EXCERPTED DATA:
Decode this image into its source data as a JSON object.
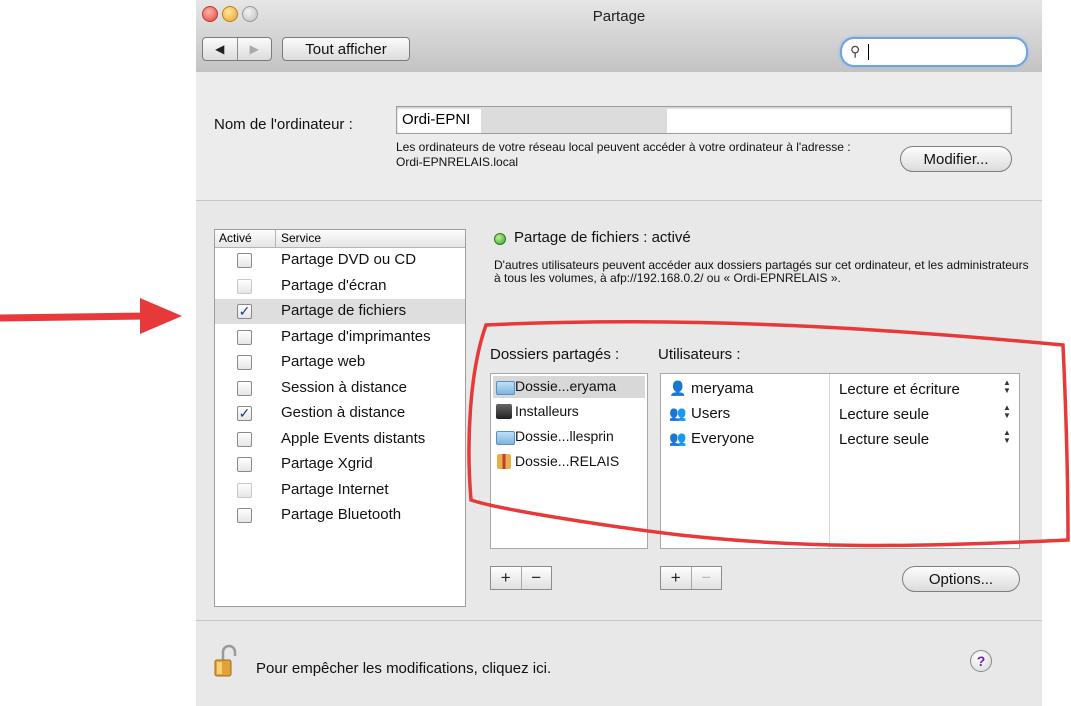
{
  "window": {
    "title": "Partage",
    "show_all": "Tout afficher",
    "nav_back": "◀",
    "nav_forward": "▶"
  },
  "search": {
    "placeholder": ""
  },
  "computer_name": {
    "label": "Nom de l'ordinateur :",
    "value": "Ordi-EPNI",
    "address_text": "Les ordinateurs de votre réseau local peuvent accéder à votre ordinateur à l'adresse : Ordi-EPNRELAIS.local",
    "modify_button": "Modifier..."
  },
  "services": {
    "header_enabled": "Activé",
    "header_service": "Service",
    "items": [
      {
        "label": "Partage DVD ou CD",
        "checked": false,
        "enabled": true
      },
      {
        "label": "Partage d'écran",
        "checked": false,
        "enabled": false
      },
      {
        "label": "Partage de fichiers",
        "checked": true,
        "enabled": true,
        "selected": true
      },
      {
        "label": "Partage d'imprimantes",
        "checked": false,
        "enabled": true
      },
      {
        "label": "Partage web",
        "checked": false,
        "enabled": true
      },
      {
        "label": "Session à distance",
        "checked": false,
        "enabled": true
      },
      {
        "label": "Gestion à distance",
        "checked": true,
        "enabled": true
      },
      {
        "label": "Apple Events distants",
        "checked": false,
        "enabled": true
      },
      {
        "label": "Partage Xgrid",
        "checked": false,
        "enabled": true
      },
      {
        "label": "Partage Internet",
        "checked": false,
        "enabled": false
      },
      {
        "label": "Partage Bluetooth",
        "checked": false,
        "enabled": true
      }
    ]
  },
  "status": {
    "text": "Partage de fichiers : activé",
    "description": "D'autres utilisateurs peuvent accéder aux dossiers partagés sur cet ordinateur, et les administrateurs à tous les volumes, à afp://192.168.0.2/ ou « Ordi-EPNRELAIS ».",
    "color": "#3aa522"
  },
  "shared_folders": {
    "label": "Dossiers partagés :",
    "items": [
      {
        "label": "Dossie...eryama",
        "icon": "folder-icon",
        "selected": true
      },
      {
        "label": "Installeurs",
        "icon": "box-icon"
      },
      {
        "label": "Dossie...llesprin",
        "icon": "folder-icon"
      },
      {
        "label": "Dossie...RELAIS",
        "icon": "gift-icon"
      }
    ]
  },
  "users": {
    "label": "Utilisateurs :",
    "items": [
      {
        "name": "meryama",
        "icon": "user-icon",
        "permission": "Lecture et écriture"
      },
      {
        "name": "Users",
        "icon": "group-icon",
        "permission": "Lecture seule"
      },
      {
        "name": "Everyone",
        "icon": "everyone-icon",
        "permission": "Lecture seule"
      }
    ]
  },
  "buttons": {
    "plus": "+",
    "minus": "−",
    "options": "Options..."
  },
  "lock": {
    "text": "Pour empêcher les modifications, cliquez ici.",
    "help": "?"
  },
  "annotation": {
    "color": "#e8393a"
  }
}
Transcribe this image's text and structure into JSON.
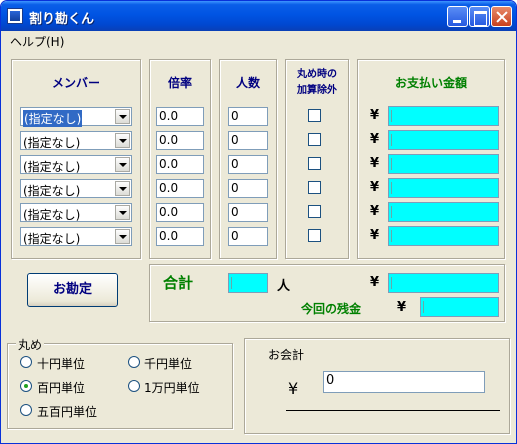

AIM:
A faithful copy of the records above is needed, with the pictures left out.

FINISHED ANSWER:
Decode this image into its source data as a JSON object.
{
  "window": {
    "title": "Partage",
    "show_all": "Tout afficher",
    "nav_back": "◀",
    "nav_forward": "▶"
  },
  "search": {
    "placeholder": ""
  },
  "computer_name": {
    "label": "Nom de l'ordinateur :",
    "value": "Ordi-EPNI",
    "address_text": "Les ordinateurs de votre réseau local peuvent accéder à votre ordinateur à l'adresse : Ordi-EPNRELAIS.local",
    "modify_button": "Modifier..."
  },
  "services": {
    "header_enabled": "Activé",
    "header_service": "Service",
    "items": [
      {
        "label": "Partage DVD ou CD",
        "checked": false,
        "enabled": true
      },
      {
        "label": "Partage d'écran",
        "checked": false,
        "enabled": false
      },
      {
        "label": "Partage de fichiers",
        "checked": true,
        "enabled": true,
        "selected": true
      },
      {
        "label": "Partage d'imprimantes",
        "checked": false,
        "enabled": true
      },
      {
        "label": "Partage web",
        "checked": false,
        "enabled": true
      },
      {
        "label": "Session à distance",
        "checked": false,
        "enabled": true
      },
      {
        "label": "Gestion à distance",
        "checked": true,
        "enabled": true
      },
      {
        "label": "Apple Events distants",
        "checked": false,
        "enabled": true
      },
      {
        "label": "Partage Xgrid",
        "checked": false,
        "enabled": true
      },
      {
        "label": "Partage Internet",
        "checked": false,
        "enabled": false
      },
      {
        "label": "Partage Bluetooth",
        "checked": false,
        "enabled": true
      }
    ]
  },
  "status": {
    "text": "Partage de fichiers : activé",
    "description": "D'autres utilisateurs peuvent accéder aux dossiers partagés sur cet ordinateur, et les administrateurs à tous les volumes, à afp://192.168.0.2/ ou « Ordi-EPNRELAIS ».",
    "color": "#3aa522"
  },
  "shared_folders": {
    "label": "Dossiers partagés :",
    "items": [
      {
        "label": "Dossie...eryama",
        "icon": "folder-icon",
        "selected": true
      },
      {
        "label": "Installeurs",
        "icon": "box-icon"
      },
      {
        "label": "Dossie...llesprin",
        "icon": "folder-icon"
      },
      {
        "label": "Dossie...RELAIS",
        "icon": "gift-icon"
      }
    ]
  },
  "users": {
    "label": "Utilisateurs :",
    "items": [
      {
        "name": "meryama",
        "icon": "user-icon",
        "permission": "Lecture et écriture"
      },
      {
        "name": "Users",
        "icon": "group-icon",
        "permission": "Lecture seule"
      },
      {
        "name": "Everyone",
        "icon": "everyone-icon",
        "permission": "Lecture seule"
      }
    ]
  },
  "buttons": {
    "plus": "+",
    "minus": "−",
    "options": "Options..."
  },
  "lock": {
    "text": "Pour empêcher les modifications, cliquez ici.",
    "help": "?"
  },
  "annotation": {
    "color": "#e8393a"
  }
}
Transcribe this image's text and structure into JSON.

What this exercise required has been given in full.